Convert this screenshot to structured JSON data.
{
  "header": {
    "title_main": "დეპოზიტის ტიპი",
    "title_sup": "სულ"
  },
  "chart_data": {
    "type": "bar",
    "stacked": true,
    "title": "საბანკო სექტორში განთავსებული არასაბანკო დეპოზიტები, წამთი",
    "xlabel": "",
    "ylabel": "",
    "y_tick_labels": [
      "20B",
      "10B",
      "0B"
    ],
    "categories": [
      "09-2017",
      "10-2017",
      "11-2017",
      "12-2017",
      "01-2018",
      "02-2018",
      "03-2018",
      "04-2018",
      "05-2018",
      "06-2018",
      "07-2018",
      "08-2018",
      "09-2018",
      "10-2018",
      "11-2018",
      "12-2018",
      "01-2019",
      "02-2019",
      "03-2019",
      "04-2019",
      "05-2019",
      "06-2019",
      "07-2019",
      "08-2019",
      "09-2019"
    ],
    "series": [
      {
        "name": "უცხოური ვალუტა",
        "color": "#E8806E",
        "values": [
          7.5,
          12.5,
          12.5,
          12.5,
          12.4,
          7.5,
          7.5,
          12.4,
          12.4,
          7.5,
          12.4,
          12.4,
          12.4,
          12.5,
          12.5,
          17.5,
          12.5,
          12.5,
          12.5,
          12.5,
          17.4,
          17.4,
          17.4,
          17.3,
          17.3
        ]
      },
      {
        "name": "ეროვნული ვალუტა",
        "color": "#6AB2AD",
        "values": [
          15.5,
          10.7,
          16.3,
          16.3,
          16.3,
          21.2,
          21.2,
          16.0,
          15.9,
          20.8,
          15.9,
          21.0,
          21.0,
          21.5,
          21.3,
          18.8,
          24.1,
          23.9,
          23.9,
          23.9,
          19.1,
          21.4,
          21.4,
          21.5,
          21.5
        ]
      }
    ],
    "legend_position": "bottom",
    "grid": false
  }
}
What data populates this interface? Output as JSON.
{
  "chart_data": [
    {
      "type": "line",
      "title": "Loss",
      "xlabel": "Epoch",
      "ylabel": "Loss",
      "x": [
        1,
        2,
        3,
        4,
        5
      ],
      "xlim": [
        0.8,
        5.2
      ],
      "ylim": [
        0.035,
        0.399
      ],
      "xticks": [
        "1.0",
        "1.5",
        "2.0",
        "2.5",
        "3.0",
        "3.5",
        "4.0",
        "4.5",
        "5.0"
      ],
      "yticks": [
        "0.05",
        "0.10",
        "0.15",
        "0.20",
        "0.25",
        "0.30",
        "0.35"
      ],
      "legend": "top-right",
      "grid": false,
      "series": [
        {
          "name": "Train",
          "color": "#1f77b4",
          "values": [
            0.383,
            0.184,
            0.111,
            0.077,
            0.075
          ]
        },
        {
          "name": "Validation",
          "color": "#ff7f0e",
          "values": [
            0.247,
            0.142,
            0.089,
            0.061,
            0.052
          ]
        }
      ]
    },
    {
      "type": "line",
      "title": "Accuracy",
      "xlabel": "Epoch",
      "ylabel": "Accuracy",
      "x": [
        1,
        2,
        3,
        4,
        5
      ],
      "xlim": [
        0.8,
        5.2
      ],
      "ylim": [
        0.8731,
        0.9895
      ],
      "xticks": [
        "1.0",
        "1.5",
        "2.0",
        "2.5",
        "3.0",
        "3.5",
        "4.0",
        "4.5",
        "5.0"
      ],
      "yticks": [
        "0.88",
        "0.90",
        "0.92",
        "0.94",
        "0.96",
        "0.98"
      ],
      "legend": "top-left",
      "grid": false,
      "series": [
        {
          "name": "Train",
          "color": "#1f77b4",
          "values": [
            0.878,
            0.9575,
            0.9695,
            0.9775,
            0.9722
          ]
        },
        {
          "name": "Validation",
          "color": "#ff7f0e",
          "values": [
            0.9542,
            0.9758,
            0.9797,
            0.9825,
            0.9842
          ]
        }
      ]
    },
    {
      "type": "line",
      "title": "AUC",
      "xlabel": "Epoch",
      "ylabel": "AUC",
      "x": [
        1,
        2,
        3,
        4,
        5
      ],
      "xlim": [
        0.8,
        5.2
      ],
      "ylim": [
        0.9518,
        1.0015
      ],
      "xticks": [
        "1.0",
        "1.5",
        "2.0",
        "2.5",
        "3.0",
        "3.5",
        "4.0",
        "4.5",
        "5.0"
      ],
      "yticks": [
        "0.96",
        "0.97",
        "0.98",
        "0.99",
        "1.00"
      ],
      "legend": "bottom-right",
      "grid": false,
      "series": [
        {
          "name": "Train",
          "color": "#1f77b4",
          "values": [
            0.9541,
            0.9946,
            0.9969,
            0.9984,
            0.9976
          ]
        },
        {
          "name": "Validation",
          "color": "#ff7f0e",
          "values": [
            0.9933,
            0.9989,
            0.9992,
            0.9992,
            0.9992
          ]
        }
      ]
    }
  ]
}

◇ ◇ ◇ ◇

WHAT THE TASK ASKS:
Reproduce the listing above word for word.

FINISHED EXERCISE:
Convert this screenshot to structured JSON data.
{
  "header": {
    "title_main": "დეპოზიტის ტიპი",
    "title_sup": "სულ"
  },
  "chart_data": {
    "type": "bar",
    "stacked": true,
    "title": "საბანკო სექტორში განთავსებული არასაბანკო დეპოზიტები, წამთი",
    "xlabel": "",
    "ylabel": "",
    "y_tick_labels": [
      "20B",
      "10B",
      "0B"
    ],
    "categories": [
      "09-2017",
      "10-2017",
      "11-2017",
      "12-2017",
      "01-2018",
      "02-2018",
      "03-2018",
      "04-2018",
      "05-2018",
      "06-2018",
      "07-2018",
      "08-2018",
      "09-2018",
      "10-2018",
      "11-2018",
      "12-2018",
      "01-2019",
      "02-2019",
      "03-2019",
      "04-2019",
      "05-2019",
      "06-2019",
      "07-2019",
      "08-2019",
      "09-2019"
    ],
    "series": [
      {
        "name": "უცხოური ვალუტა",
        "color": "#E8806E",
        "values": [
          7.5,
          12.5,
          12.5,
          12.5,
          12.4,
          7.5,
          7.5,
          12.4,
          12.4,
          7.5,
          12.4,
          12.4,
          12.4,
          12.5,
          12.5,
          17.5,
          12.5,
          12.5,
          12.5,
          12.5,
          17.4,
          17.4,
          17.4,
          17.3,
          17.3
        ]
      },
      {
        "name": "ეროვნული ვალუტა",
        "color": "#6AB2AD",
        "values": [
          15.5,
          10.7,
          16.3,
          16.3,
          16.3,
          21.2,
          21.2,
          16.0,
          15.9,
          20.8,
          15.9,
          21.0,
          21.0,
          21.5,
          21.3,
          18.8,
          24.1,
          23.9,
          23.9,
          23.9,
          19.1,
          21.4,
          21.4,
          21.5,
          21.5
        ]
      }
    ],
    "legend_position": "bottom",
    "grid": false
  }
}
What data populates this interface? Output as JSON.
{
  "chart_data": [
    {
      "type": "line",
      "title": "Loss",
      "xlabel": "Epoch",
      "ylabel": "Loss",
      "x": [
        1,
        2,
        3,
        4,
        5
      ],
      "xlim": [
        0.8,
        5.2
      ],
      "ylim": [
        0.035,
        0.399
      ],
      "xticks": [
        "1.0",
        "1.5",
        "2.0",
        "2.5",
        "3.0",
        "3.5",
        "4.0",
        "4.5",
        "5.0"
      ],
      "yticks": [
        "0.05",
        "0.10",
        "0.15",
        "0.20",
        "0.25",
        "0.30",
        "0.35"
      ],
      "legend": "top-right",
      "grid": false,
      "series": [
        {
          "name": "Train",
          "color": "#1f77b4",
          "values": [
            0.383,
            0.184,
            0.111,
            0.077,
            0.075
          ]
        },
        {
          "name": "Validation",
          "color": "#ff7f0e",
          "values": [
            0.247,
            0.142,
            0.089,
            0.061,
            0.052
          ]
        }
      ]
    },
    {
      "type": "line",
      "title": "Accuracy",
      "xlabel": "Epoch",
      "ylabel": "Accuracy",
      "x": [
        1,
        2,
        3,
        4,
        5
      ],
      "xlim": [
        0.8,
        5.2
      ],
      "ylim": [
        0.8731,
        0.9895
      ],
      "xticks": [
        "1.0",
        "1.5",
        "2.0",
        "2.5",
        "3.0",
        "3.5",
        "4.0",
        "4.5",
        "5.0"
      ],
      "yticks": [
        "0.88",
        "0.90",
        "0.92",
        "0.94",
        "0.96",
        "0.98"
      ],
      "legend": "top-left",
      "grid": false,
      "series": [
        {
          "name": "Train",
          "color": "#1f77b4",
          "values": [
            0.878,
            0.9575,
            0.9695,
            0.9775,
            0.9722
          ]
        },
        {
          "name": "Validation",
          "color": "#ff7f0e",
          "values": [
            0.9542,
            0.9758,
            0.9797,
            0.9825,
            0.9842
          ]
        }
      ]
    },
    {
      "type": "line",
      "title": "AUC",
      "xlabel": "Epoch",
      "ylabel": "AUC",
      "x": [
        1,
        2,
        3,
        4,
        5
      ],
      "xlim": [
        0.8,
        5.2
      ],
      "ylim": [
        0.9518,
        1.0015
      ],
      "xticks": [
        "1.0",
        "1.5",
        "2.0",
        "2.5",
        "3.0",
        "3.5",
        "4.0",
        "4.5",
        "5.0"
      ],
      "yticks": [
        "0.96",
        "0.97",
        "0.98",
        "0.99",
        "1.00"
      ],
      "legend": "bottom-right",
      "grid": false,
      "series": [
        {
          "name": "Train",
          "color": "#1f77b4",
          "values": [
            0.9541,
            0.9946,
            0.9969,
            0.9984,
            0.9976
          ]
        },
        {
          "name": "Validation",
          "color": "#ff7f0e",
          "values": [
            0.9933,
            0.9989,
            0.9992,
            0.9992,
            0.9992
          ]
        }
      ]
    }
  ]
}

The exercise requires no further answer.